• _Problem to solve_
Write the material out again exactly as it stands.

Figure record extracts
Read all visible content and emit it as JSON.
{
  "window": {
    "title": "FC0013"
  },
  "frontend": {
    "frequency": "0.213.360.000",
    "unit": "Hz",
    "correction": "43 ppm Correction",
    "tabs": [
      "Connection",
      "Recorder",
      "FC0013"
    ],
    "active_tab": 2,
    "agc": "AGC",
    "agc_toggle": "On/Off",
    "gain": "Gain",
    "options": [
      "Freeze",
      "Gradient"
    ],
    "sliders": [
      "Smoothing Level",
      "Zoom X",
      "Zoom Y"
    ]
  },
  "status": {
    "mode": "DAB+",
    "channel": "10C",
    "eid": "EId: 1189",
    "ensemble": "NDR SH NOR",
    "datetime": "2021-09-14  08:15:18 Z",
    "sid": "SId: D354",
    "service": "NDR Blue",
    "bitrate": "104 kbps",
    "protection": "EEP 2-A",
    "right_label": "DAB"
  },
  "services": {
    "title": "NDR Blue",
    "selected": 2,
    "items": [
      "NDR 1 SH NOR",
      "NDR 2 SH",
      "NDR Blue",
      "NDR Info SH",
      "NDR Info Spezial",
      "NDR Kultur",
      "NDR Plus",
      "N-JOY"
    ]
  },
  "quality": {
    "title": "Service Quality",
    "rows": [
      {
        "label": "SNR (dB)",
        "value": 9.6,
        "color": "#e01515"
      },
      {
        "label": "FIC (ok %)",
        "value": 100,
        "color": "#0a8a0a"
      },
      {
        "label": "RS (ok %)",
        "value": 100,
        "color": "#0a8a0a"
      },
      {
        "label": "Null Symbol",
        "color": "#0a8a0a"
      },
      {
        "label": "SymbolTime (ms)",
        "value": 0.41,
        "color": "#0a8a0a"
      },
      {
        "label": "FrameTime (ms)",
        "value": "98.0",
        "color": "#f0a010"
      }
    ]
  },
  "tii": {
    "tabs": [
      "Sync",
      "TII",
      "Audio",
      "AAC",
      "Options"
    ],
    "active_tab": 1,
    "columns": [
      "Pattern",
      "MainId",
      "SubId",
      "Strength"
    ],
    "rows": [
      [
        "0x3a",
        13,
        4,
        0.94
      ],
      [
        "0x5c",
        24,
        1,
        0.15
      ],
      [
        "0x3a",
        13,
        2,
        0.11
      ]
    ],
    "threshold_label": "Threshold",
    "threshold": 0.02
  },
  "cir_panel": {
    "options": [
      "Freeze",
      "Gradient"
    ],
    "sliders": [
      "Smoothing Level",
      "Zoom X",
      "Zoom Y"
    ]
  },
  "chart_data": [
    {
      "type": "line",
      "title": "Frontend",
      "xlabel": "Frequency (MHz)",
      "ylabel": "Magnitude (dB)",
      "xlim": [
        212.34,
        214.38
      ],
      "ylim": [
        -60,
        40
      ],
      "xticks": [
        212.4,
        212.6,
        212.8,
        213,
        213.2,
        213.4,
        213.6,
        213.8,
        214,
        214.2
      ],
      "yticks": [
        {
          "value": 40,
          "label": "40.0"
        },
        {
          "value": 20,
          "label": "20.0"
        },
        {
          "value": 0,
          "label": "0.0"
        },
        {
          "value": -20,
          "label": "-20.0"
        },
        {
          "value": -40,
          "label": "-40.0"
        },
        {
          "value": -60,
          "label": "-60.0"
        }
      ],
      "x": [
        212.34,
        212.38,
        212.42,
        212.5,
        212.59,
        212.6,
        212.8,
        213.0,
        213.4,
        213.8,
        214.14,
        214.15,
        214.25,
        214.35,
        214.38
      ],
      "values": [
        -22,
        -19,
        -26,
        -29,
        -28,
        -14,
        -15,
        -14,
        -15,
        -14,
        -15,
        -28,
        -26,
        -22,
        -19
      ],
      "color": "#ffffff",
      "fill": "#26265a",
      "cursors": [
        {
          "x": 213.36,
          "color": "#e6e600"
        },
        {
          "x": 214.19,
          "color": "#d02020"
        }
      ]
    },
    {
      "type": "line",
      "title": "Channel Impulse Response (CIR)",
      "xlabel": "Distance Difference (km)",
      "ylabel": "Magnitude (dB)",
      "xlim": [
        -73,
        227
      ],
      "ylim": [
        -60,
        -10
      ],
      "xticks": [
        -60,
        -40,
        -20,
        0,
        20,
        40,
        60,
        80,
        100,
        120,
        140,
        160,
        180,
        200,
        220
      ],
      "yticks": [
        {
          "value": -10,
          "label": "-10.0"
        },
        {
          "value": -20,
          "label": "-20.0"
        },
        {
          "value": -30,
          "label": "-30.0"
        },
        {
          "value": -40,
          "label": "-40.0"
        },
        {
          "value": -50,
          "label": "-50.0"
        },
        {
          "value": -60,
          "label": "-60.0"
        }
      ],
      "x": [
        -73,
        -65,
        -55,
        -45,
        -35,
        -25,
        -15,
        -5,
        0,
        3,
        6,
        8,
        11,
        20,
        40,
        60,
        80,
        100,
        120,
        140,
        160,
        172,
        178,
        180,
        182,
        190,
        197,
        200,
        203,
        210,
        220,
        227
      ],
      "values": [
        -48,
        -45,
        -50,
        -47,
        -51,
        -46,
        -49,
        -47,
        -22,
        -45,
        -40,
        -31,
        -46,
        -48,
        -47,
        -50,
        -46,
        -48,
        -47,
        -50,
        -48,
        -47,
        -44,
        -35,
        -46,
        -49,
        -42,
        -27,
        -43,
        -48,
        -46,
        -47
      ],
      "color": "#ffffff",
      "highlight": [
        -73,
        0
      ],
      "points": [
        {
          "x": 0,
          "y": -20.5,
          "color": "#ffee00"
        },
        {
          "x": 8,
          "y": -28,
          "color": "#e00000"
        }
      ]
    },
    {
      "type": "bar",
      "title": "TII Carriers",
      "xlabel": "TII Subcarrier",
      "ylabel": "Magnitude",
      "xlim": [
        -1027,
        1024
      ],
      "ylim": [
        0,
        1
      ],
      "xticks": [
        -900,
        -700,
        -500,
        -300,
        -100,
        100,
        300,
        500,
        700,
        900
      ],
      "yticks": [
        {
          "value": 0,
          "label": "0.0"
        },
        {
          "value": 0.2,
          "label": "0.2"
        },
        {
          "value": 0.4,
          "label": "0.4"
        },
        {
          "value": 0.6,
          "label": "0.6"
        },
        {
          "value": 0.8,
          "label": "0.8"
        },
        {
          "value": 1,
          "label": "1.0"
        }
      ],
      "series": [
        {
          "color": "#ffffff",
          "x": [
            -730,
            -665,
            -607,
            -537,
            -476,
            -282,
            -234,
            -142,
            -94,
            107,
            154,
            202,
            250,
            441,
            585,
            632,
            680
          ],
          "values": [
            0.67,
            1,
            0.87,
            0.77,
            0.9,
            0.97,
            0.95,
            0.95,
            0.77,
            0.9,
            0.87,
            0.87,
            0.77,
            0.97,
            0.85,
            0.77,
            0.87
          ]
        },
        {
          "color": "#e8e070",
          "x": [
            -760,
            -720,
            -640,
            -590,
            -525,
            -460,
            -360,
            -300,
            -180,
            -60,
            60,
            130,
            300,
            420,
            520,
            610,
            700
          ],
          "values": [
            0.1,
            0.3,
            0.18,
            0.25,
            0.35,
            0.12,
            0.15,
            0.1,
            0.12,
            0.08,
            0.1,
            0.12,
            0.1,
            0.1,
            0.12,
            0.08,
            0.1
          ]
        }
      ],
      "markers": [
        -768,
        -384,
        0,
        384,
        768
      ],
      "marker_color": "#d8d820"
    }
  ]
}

• _In response_
Read all visible content and emit it as JSON.
{
  "window": {
    "title": "FC0013"
  },
  "frontend": {
    "frequency": "0.213.360.000",
    "unit": "Hz",
    "correction": "43 ppm Correction",
    "tabs": [
      "Connection",
      "Recorder",
      "FC0013"
    ],
    "active_tab": 2,
    "agc": "AGC",
    "agc_toggle": "On/Off",
    "gain": "Gain",
    "options": [
      "Freeze",
      "Gradient"
    ],
    "sliders": [
      "Smoothing Level",
      "Zoom X",
      "Zoom Y"
    ]
  },
  "status": {
    "mode": "DAB+",
    "channel": "10C",
    "eid": "EId: 1189",
    "ensemble": "NDR SH NOR",
    "datetime": "2021-09-14  08:15:18 Z",
    "sid": "SId: D354",
    "service": "NDR Blue",
    "bitrate": "104 kbps",
    "protection": "EEP 2-A",
    "right_label": "DAB"
  },
  "services": {
    "title": "NDR Blue",
    "selected": 2,
    "items": [
      "NDR 1 SH NOR",
      "NDR 2 SH",
      "NDR Blue",
      "NDR Info SH",
      "NDR Info Spezial",
      "NDR Kultur",
      "NDR Plus",
      "N-JOY"
    ]
  },
  "quality": {
    "title": "Service Quality",
    "rows": [
      {
        "label": "SNR (dB)",
        "value": 9.6,
        "color": "#e01515"
      },
      {
        "label": "FIC (ok %)",
        "value": 100,
        "color": "#0a8a0a"
      },
      {
        "label": "RS (ok %)",
        "value": 100,
        "color": "#0a8a0a"
      },
      {
        "label": "Null Symbol",
        "color": "#0a8a0a"
      },
      {
        "label": "SymbolTime (ms)",
        "value": 0.41,
        "color": "#0a8a0a"
      },
      {
        "label": "FrameTime (ms)",
        "value": "98.0",
        "color": "#f0a010"
      }
    ]
  },
  "tii": {
    "tabs": [
      "Sync",
      "TII",
      "Audio",
      "AAC",
      "Options"
    ],
    "active_tab": 1,
    "columns": [
      "Pattern",
      "MainId",
      "SubId",
      "Strength"
    ],
    "rows": [
      [
        "0x3a",
        13,
        4,
        0.94
      ],
      [
        "0x5c",
        24,
        1,
        0.15
      ],
      [
        "0x3a",
        13,
        2,
        0.11
      ]
    ],
    "threshold_label": "Threshold",
    "threshold": 0.02
  },
  "cir_panel": {
    "options": [
      "Freeze",
      "Gradient"
    ],
    "sliders": [
      "Smoothing Level",
      "Zoom X",
      "Zoom Y"
    ]
  },
  "chart_data": [
    {
      "type": "line",
      "title": "Frontend",
      "xlabel": "Frequency (MHz)",
      "ylabel": "Magnitude (dB)",
      "xlim": [
        212.34,
        214.38
      ],
      "ylim": [
        -60,
        40
      ],
      "xticks": [
        212.4,
        212.6,
        212.8,
        213,
        213.2,
        213.4,
        213.6,
        213.8,
        214,
        214.2
      ],
      "yticks": [
        {
          "value": 40,
          "label": "40.0"
        },
        {
          "value": 20,
          "label": "20.0"
        },
        {
          "value": 0,
          "label": "0.0"
        },
        {
          "value": -20,
          "label": "-20.0"
        },
        {
          "value": -40,
          "label": "-40.0"
        },
        {
          "value": -60,
          "label": "-60.0"
        }
      ],
      "x": [
        212.34,
        212.38,
        212.42,
        212.5,
        212.59,
        212.6,
        212.8,
        213.0,
        213.4,
        213.8,
        214.14,
        214.15,
        214.25,
        214.35,
        214.38
      ],
      "values": [
        -22,
        -19,
        -26,
        -29,
        -28,
        -14,
        -15,
        -14,
        -15,
        -14,
        -15,
        -28,
        -26,
        -22,
        -19
      ],
      "color": "#ffffff",
      "fill": "#26265a",
      "cursors": [
        {
          "x": 213.36,
          "color": "#e6e600"
        },
        {
          "x": 214.19,
          "color": "#d02020"
        }
      ]
    },
    {
      "type": "line",
      "title": "Channel Impulse Response (CIR)",
      "xlabel": "Distance Difference (km)",
      "ylabel": "Magnitude (dB)",
      "xlim": [
        -73,
        227
      ],
      "ylim": [
        -60,
        -10
      ],
      "xticks": [
        -60,
        -40,
        -20,
        0,
        20,
        40,
        60,
        80,
        100,
        120,
        140,
        160,
        180,
        200,
        220
      ],
      "yticks": [
        {
          "value": -10,
          "label": "-10.0"
        },
        {
          "value": -20,
          "label": "-20.0"
        },
        {
          "value": -30,
          "label": "-30.0"
        },
        {
          "value": -40,
          "label": "-40.0"
        },
        {
          "value": -50,
          "label": "-50.0"
        },
        {
          "value": -60,
          "label": "-60.0"
        }
      ],
      "x": [
        -73,
        -65,
        -55,
        -45,
        -35,
        -25,
        -15,
        -5,
        0,
        3,
        6,
        8,
        11,
        20,
        40,
        60,
        80,
        100,
        120,
        140,
        160,
        172,
        178,
        180,
        182,
        190,
        197,
        200,
        203,
        210,
        220,
        227
      ],
      "values": [
        -48,
        -45,
        -50,
        -47,
        -51,
        -46,
        -49,
        -47,
        -22,
        -45,
        -40,
        -31,
        -46,
        -48,
        -47,
        -50,
        -46,
        -48,
        -47,
        -50,
        -48,
        -47,
        -44,
        -35,
        -46,
        -49,
        -42,
        -27,
        -43,
        -48,
        -46,
        -47
      ],
      "color": "#ffffff",
      "highlight": [
        -73,
        0
      ],
      "points": [
        {
          "x": 0,
          "y": -20.5,
          "color": "#ffee00"
        },
        {
          "x": 8,
          "y": -28,
          "color": "#e00000"
        }
      ]
    },
    {
      "type": "bar",
      "title": "TII Carriers",
      "xlabel": "TII Subcarrier",
      "ylabel": "Magnitude",
      "xlim": [
        -1027,
        1024
      ],
      "ylim": [
        0,
        1
      ],
      "xticks": [
        -900,
        -700,
        -500,
        -300,
        -100,
        100,
        300,
        500,
        700,
        900
      ],
      "yticks": [
        {
          "value": 0,
          "label": "0.0"
        },
        {
          "value": 0.2,
          "label": "0.2"
        },
        {
          "value": 0.4,
          "label": "0.4"
        },
        {
          "value": 0.6,
          "label": "0.6"
        },
        {
          "value": 0.8,
          "label": "0.8"
        },
        {
          "value": 1,
          "label": "1.0"
        }
      ],
      "series": [
        {
          "color": "#ffffff",
          "x": [
            -730,
            -665,
            -607,
            -537,
            -476,
            -282,
            -234,
            -142,
            -94,
            107,
            154,
            202,
            250,
            441,
            585,
            632,
            680
          ],
          "values": [
            0.67,
            1,
            0.87,
            0.77,
            0.9,
            0.97,
            0.95,
            0.95,
            0.77,
            0.9,
            0.87,
            0.87,
            0.77,
            0.97,
            0.85,
            0.77,
            0.87
          ]
        },
        {
          "color": "#e8e070",
          "x": [
            -760,
            -720,
            -640,
            -590,
            -525,
            -460,
            -360,
            -300,
            -180,
            -60,
            60,
            130,
            300,
            420,
            520,
            610,
            700
          ],
          "values": [
            0.1,
            0.3,
            0.18,
            0.25,
            0.35,
            0.12,
            0.15,
            0.1,
            0.12,
            0.08,
            0.1,
            0.12,
            0.1,
            0.1,
            0.12,
            0.08,
            0.1
          ]
        }
      ],
      "markers": [
        -768,
        -384,
        0,
        384,
        768
      ],
      "marker_color": "#d8d820"
    }
  ]
}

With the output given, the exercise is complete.